Exercise task =>
Go through the data and copy every line exactly, but not the images.

Stored data entries

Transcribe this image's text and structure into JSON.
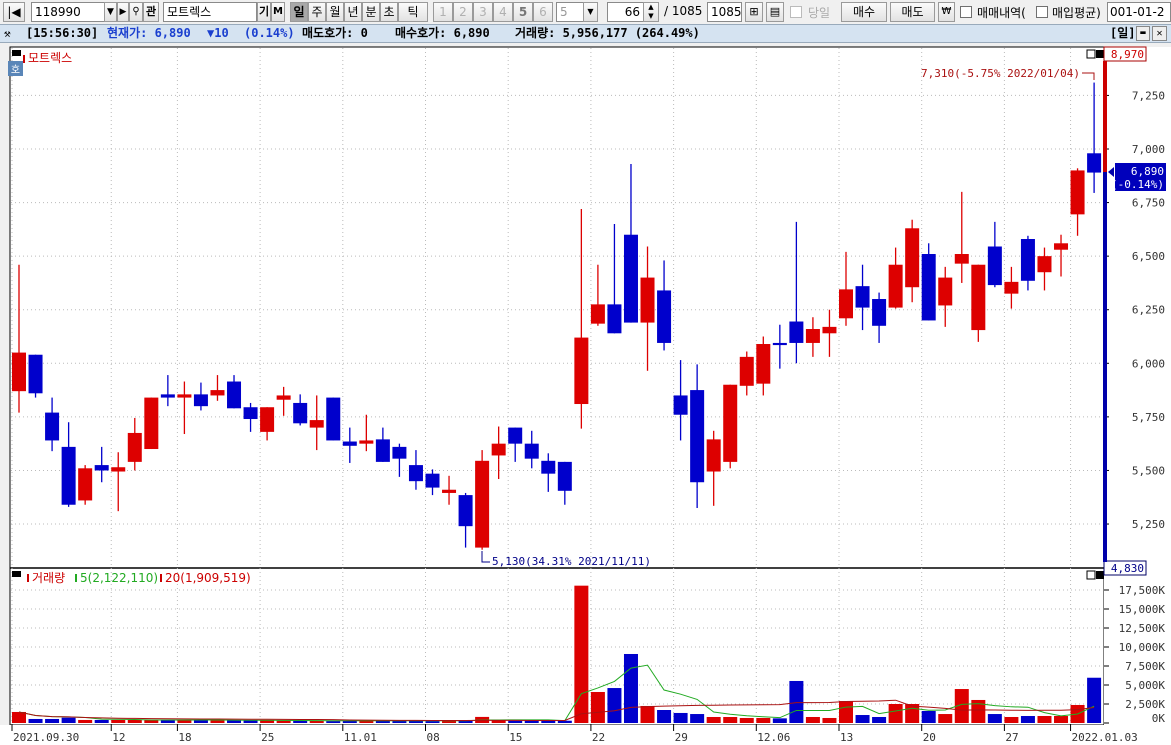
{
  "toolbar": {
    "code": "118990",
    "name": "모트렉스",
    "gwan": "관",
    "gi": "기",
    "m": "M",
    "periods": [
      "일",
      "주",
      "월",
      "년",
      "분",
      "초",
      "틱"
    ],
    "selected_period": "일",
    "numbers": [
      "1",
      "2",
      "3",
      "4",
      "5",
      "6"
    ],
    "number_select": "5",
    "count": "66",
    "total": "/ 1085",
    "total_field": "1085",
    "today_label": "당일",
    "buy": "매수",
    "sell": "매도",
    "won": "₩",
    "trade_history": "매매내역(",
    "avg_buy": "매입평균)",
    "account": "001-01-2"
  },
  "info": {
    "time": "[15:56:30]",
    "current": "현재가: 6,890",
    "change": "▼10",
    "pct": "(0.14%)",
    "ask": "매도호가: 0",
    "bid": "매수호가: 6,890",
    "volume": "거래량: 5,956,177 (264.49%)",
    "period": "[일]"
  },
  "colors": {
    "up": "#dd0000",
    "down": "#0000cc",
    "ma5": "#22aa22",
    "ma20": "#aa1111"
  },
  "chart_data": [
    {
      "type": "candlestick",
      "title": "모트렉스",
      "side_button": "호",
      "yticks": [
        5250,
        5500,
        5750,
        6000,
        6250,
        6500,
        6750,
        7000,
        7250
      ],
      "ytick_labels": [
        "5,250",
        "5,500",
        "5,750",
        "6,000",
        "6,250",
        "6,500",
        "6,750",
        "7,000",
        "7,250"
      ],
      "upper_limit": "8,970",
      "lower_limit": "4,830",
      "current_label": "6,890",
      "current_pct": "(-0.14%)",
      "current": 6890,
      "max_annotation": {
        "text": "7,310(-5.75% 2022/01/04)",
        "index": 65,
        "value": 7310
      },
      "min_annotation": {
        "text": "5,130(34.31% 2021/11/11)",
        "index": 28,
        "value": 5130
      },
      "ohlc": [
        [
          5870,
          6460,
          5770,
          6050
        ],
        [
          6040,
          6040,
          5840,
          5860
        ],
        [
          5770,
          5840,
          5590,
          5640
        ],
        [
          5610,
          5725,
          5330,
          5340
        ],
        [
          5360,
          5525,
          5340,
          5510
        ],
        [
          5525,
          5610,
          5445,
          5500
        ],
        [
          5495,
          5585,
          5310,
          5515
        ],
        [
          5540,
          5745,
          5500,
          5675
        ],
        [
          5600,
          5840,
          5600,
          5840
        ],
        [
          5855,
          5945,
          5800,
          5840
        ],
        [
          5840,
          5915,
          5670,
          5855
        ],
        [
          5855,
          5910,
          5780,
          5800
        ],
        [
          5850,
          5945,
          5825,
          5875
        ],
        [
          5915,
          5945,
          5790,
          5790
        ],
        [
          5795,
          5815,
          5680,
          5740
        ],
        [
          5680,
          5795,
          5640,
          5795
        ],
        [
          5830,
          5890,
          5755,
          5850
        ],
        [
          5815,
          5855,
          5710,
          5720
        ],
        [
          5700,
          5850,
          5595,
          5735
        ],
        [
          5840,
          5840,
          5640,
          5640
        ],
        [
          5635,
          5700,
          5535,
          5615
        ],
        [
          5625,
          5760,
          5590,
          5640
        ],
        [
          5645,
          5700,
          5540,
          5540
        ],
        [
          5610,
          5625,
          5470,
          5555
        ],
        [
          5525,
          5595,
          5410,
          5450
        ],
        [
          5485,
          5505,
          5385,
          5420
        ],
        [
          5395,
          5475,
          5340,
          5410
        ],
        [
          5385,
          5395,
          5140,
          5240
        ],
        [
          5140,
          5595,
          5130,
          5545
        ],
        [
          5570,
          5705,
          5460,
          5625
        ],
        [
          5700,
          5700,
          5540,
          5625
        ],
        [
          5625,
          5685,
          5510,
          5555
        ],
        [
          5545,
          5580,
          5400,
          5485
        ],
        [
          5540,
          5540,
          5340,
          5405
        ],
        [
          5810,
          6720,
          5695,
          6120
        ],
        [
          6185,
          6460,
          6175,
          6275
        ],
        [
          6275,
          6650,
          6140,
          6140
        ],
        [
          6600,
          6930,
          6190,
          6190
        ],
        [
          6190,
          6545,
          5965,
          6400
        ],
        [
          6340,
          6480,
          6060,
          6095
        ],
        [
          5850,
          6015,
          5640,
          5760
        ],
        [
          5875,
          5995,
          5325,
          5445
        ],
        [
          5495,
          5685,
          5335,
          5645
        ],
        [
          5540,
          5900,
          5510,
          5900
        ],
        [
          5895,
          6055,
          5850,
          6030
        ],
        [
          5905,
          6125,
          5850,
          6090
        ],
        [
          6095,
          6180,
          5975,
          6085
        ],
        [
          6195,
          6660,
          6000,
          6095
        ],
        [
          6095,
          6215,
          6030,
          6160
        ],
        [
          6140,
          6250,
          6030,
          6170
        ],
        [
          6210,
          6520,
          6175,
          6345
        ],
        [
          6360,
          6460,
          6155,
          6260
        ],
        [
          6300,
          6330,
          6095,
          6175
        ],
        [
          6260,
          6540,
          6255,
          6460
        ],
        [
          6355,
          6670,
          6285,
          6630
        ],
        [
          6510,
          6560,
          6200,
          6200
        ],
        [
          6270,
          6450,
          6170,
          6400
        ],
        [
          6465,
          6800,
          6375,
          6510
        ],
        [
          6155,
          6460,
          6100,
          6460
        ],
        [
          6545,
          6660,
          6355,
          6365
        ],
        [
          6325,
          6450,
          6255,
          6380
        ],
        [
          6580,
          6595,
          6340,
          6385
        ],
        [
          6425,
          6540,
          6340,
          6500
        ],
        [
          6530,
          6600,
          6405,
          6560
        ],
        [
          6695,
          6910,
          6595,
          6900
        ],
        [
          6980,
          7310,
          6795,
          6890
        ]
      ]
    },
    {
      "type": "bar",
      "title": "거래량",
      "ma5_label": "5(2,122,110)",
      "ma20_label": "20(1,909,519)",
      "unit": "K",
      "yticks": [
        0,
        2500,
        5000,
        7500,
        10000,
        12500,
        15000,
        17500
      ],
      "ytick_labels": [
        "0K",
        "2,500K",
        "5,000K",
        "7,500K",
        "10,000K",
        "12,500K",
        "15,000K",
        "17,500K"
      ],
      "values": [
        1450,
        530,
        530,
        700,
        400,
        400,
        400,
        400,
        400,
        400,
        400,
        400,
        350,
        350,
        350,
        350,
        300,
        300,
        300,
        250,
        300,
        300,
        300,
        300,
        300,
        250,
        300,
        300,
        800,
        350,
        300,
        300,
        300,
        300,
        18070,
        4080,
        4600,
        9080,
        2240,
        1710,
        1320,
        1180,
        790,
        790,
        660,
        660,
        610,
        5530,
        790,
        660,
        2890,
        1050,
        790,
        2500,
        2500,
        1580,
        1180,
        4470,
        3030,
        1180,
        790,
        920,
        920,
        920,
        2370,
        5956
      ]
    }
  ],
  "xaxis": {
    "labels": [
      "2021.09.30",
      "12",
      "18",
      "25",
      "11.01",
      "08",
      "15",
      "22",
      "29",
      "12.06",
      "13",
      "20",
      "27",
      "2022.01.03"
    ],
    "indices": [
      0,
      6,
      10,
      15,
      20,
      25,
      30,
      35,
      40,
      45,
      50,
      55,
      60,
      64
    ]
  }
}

Result =>
Transcribe this image's text and structure into JSON.
{
  "toolbar": {
    "code": "118990",
    "name": "모트렉스",
    "gwan": "관",
    "gi": "기",
    "m": "M",
    "periods": [
      "일",
      "주",
      "월",
      "년",
      "분",
      "초",
      "틱"
    ],
    "selected_period": "일",
    "numbers": [
      "1",
      "2",
      "3",
      "4",
      "5",
      "6"
    ],
    "number_select": "5",
    "count": "66",
    "total": "/ 1085",
    "total_field": "1085",
    "today_label": "당일",
    "buy": "매수",
    "sell": "매도",
    "won": "₩",
    "trade_history": "매매내역(",
    "avg_buy": "매입평균)",
    "account": "001-01-2"
  },
  "info": {
    "time": "[15:56:30]",
    "current": "현재가: 6,890",
    "change": "▼10",
    "pct": "(0.14%)",
    "ask": "매도호가: 0",
    "bid": "매수호가: 6,890",
    "volume": "거래량: 5,956,177 (264.49%)",
    "period": "[일]"
  },
  "colors": {
    "up": "#dd0000",
    "down": "#0000cc",
    "ma5": "#22aa22",
    "ma20": "#aa1111"
  },
  "chart_data": [
    {
      "type": "candlestick",
      "title": "모트렉스",
      "side_button": "호",
      "yticks": [
        5250,
        5500,
        5750,
        6000,
        6250,
        6500,
        6750,
        7000,
        7250
      ],
      "ytick_labels": [
        "5,250",
        "5,500",
        "5,750",
        "6,000",
        "6,250",
        "6,500",
        "6,750",
        "7,000",
        "7,250"
      ],
      "upper_limit": "8,970",
      "lower_limit": "4,830",
      "current_label": "6,890",
      "current_pct": "(-0.14%)",
      "current": 6890,
      "max_annotation": {
        "text": "7,310(-5.75% 2022/01/04)",
        "index": 65,
        "value": 7310
      },
      "min_annotation": {
        "text": "5,130(34.31% 2021/11/11)",
        "index": 28,
        "value": 5130
      },
      "ohlc": [
        [
          5870,
          6460,
          5770,
          6050
        ],
        [
          6040,
          6040,
          5840,
          5860
        ],
        [
          5770,
          5840,
          5590,
          5640
        ],
        [
          5610,
          5725,
          5330,
          5340
        ],
        [
          5360,
          5525,
          5340,
          5510
        ],
        [
          5525,
          5610,
          5445,
          5500
        ],
        [
          5495,
          5585,
          5310,
          5515
        ],
        [
          5540,
          5745,
          5500,
          5675
        ],
        [
          5600,
          5840,
          5600,
          5840
        ],
        [
          5855,
          5945,
          5800,
          5840
        ],
        [
          5840,
          5915,
          5670,
          5855
        ],
        [
          5855,
          5910,
          5780,
          5800
        ],
        [
          5850,
          5945,
          5825,
          5875
        ],
        [
          5915,
          5945,
          5790,
          5790
        ],
        [
          5795,
          5815,
          5680,
          5740
        ],
        [
          5680,
          5795,
          5640,
          5795
        ],
        [
          5830,
          5890,
          5755,
          5850
        ],
        [
          5815,
          5855,
          5710,
          5720
        ],
        [
          5700,
          5850,
          5595,
          5735
        ],
        [
          5840,
          5840,
          5640,
          5640
        ],
        [
          5635,
          5700,
          5535,
          5615
        ],
        [
          5625,
          5760,
          5590,
          5640
        ],
        [
          5645,
          5700,
          5540,
          5540
        ],
        [
          5610,
          5625,
          5470,
          5555
        ],
        [
          5525,
          5595,
          5410,
          5450
        ],
        [
          5485,
          5505,
          5385,
          5420
        ],
        [
          5395,
          5475,
          5340,
          5410
        ],
        [
          5385,
          5395,
          5140,
          5240
        ],
        [
          5140,
          5595,
          5130,
          5545
        ],
        [
          5570,
          5705,
          5460,
          5625
        ],
        [
          5700,
          5700,
          5540,
          5625
        ],
        [
          5625,
          5685,
          5510,
          5555
        ],
        [
          5545,
          5580,
          5400,
          5485
        ],
        [
          5540,
          5540,
          5340,
          5405
        ],
        [
          5810,
          6720,
          5695,
          6120
        ],
        [
          6185,
          6460,
          6175,
          6275
        ],
        [
          6275,
          6650,
          6140,
          6140
        ],
        [
          6600,
          6930,
          6190,
          6190
        ],
        [
          6190,
          6545,
          5965,
          6400
        ],
        [
          6340,
          6480,
          6060,
          6095
        ],
        [
          5850,
          6015,
          5640,
          5760
        ],
        [
          5875,
          5995,
          5325,
          5445
        ],
        [
          5495,
          5685,
          5335,
          5645
        ],
        [
          5540,
          5900,
          5510,
          5900
        ],
        [
          5895,
          6055,
          5850,
          6030
        ],
        [
          5905,
          6125,
          5850,
          6090
        ],
        [
          6095,
          6180,
          5975,
          6085
        ],
        [
          6195,
          6660,
          6000,
          6095
        ],
        [
          6095,
          6215,
          6030,
          6160
        ],
        [
          6140,
          6250,
          6030,
          6170
        ],
        [
          6210,
          6520,
          6175,
          6345
        ],
        [
          6360,
          6460,
          6155,
          6260
        ],
        [
          6300,
          6330,
          6095,
          6175
        ],
        [
          6260,
          6540,
          6255,
          6460
        ],
        [
          6355,
          6670,
          6285,
          6630
        ],
        [
          6510,
          6560,
          6200,
          6200
        ],
        [
          6270,
          6450,
          6170,
          6400
        ],
        [
          6465,
          6800,
          6375,
          6510
        ],
        [
          6155,
          6460,
          6100,
          6460
        ],
        [
          6545,
          6660,
          6355,
          6365
        ],
        [
          6325,
          6450,
          6255,
          6380
        ],
        [
          6580,
          6595,
          6340,
          6385
        ],
        [
          6425,
          6540,
          6340,
          6500
        ],
        [
          6530,
          6600,
          6405,
          6560
        ],
        [
          6695,
          6910,
          6595,
          6900
        ],
        [
          6980,
          7310,
          6795,
          6890
        ]
      ]
    },
    {
      "type": "bar",
      "title": "거래량",
      "ma5_label": "5(2,122,110)",
      "ma20_label": "20(1,909,519)",
      "unit": "K",
      "yticks": [
        0,
        2500,
        5000,
        7500,
        10000,
        12500,
        15000,
        17500
      ],
      "ytick_labels": [
        "0K",
        "2,500K",
        "5,000K",
        "7,500K",
        "10,000K",
        "12,500K",
        "15,000K",
        "17,500K"
      ],
      "values": [
        1450,
        530,
        530,
        700,
        400,
        400,
        400,
        400,
        400,
        400,
        400,
        400,
        350,
        350,
        350,
        350,
        300,
        300,
        300,
        250,
        300,
        300,
        300,
        300,
        300,
        250,
        300,
        300,
        800,
        350,
        300,
        300,
        300,
        300,
        18070,
        4080,
        4600,
        9080,
        2240,
        1710,
        1320,
        1180,
        790,
        790,
        660,
        660,
        610,
        5530,
        790,
        660,
        2890,
        1050,
        790,
        2500,
        2500,
        1580,
        1180,
        4470,
        3030,
        1180,
        790,
        920,
        920,
        920,
        2370,
        5956
      ]
    }
  ],
  "xaxis": {
    "labels": [
      "2021.09.30",
      "12",
      "18",
      "25",
      "11.01",
      "08",
      "15",
      "22",
      "29",
      "12.06",
      "13",
      "20",
      "27",
      "2022.01.03"
    ],
    "indices": [
      0,
      6,
      10,
      15,
      20,
      25,
      30,
      35,
      40,
      45,
      50,
      55,
      60,
      64
    ]
  }
}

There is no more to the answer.